* **Stated problem**
Copy out every line that contains the word "this".

## Start Data for the task

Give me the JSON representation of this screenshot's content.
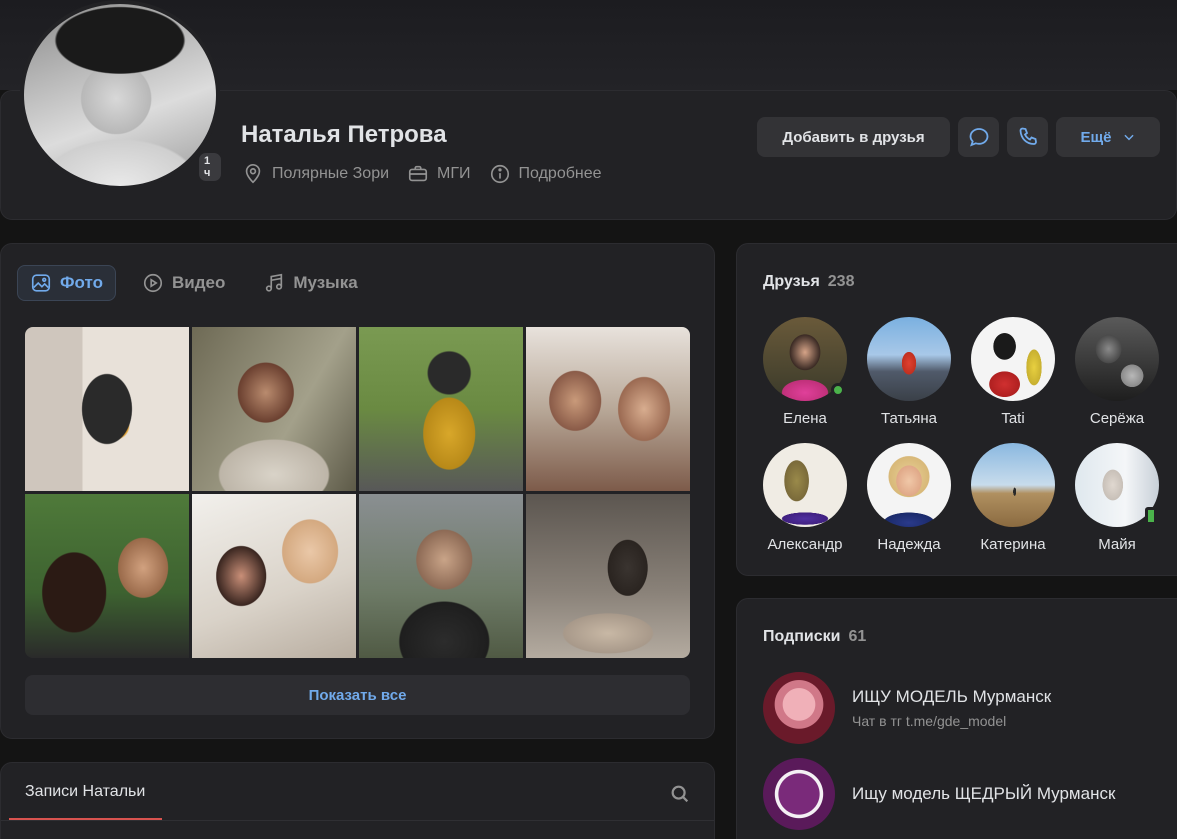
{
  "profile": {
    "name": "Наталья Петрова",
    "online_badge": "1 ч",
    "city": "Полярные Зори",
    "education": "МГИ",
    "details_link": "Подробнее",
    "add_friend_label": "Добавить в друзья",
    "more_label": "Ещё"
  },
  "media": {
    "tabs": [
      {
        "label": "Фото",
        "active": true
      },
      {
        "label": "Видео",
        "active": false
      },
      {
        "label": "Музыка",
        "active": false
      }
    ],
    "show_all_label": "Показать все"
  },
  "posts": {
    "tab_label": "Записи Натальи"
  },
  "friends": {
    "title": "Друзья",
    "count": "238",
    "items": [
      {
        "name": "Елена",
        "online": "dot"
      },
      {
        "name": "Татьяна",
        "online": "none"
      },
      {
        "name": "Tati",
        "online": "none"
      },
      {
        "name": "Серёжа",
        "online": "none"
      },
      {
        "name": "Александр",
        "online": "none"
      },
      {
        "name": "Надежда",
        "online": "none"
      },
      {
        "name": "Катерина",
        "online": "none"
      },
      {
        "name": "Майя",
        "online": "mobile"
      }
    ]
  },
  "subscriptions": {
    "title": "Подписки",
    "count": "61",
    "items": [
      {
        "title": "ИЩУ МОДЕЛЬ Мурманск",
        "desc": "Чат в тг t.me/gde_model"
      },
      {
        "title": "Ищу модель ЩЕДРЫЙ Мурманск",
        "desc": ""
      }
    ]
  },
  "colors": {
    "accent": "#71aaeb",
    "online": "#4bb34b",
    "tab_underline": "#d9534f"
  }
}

## End Data for the task
## Start Data for the task

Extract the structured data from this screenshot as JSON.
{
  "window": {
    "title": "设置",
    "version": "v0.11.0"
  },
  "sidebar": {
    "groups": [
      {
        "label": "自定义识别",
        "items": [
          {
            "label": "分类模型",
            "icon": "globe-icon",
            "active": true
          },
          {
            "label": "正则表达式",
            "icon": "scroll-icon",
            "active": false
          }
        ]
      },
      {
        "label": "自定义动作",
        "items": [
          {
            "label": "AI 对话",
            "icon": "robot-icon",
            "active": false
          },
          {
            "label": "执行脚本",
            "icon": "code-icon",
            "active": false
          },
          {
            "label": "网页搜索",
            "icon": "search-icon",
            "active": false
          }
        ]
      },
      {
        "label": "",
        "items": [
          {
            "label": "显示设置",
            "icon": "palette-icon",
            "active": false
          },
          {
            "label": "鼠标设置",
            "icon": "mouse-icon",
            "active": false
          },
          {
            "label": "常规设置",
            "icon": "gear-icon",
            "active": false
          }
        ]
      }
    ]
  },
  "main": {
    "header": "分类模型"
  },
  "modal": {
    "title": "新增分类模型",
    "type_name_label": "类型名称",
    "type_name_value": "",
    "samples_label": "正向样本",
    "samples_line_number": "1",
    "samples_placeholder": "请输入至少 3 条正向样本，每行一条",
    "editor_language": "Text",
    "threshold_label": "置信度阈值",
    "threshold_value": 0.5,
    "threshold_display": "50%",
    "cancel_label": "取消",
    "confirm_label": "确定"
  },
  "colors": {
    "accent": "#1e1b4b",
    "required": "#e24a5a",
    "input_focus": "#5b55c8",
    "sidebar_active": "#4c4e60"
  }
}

## End Data for the task

* **Complete answer**
Give me the JSON representation of this screenshot's content.
Extract the structured data from this screenshot as JSON.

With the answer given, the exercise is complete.